EXERCISE DIRECTIONS: Give only the number of lines below that contain the word "arai".

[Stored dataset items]
— BEGIN —
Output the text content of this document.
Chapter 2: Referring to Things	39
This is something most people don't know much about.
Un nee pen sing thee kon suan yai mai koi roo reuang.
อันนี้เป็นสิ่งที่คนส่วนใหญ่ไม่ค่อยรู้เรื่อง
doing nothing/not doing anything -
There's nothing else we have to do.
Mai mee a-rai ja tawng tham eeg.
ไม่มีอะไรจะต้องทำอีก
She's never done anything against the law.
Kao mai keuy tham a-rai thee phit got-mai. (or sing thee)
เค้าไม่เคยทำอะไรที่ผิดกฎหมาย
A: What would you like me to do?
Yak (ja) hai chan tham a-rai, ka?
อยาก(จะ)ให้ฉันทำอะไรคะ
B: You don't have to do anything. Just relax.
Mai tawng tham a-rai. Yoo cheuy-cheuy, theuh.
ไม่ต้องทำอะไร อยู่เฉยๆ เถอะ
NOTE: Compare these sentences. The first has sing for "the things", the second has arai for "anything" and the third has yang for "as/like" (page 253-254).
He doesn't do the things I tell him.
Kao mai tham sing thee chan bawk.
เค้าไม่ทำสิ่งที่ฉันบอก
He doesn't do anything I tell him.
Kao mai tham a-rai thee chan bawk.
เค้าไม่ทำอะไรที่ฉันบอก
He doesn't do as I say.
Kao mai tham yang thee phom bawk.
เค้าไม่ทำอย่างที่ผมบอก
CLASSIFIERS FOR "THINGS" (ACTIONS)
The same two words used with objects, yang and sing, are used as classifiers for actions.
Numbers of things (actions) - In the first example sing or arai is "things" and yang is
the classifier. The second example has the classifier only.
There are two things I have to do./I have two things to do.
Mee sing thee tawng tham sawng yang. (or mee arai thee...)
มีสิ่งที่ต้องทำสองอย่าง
— END —
SOLUTION: 3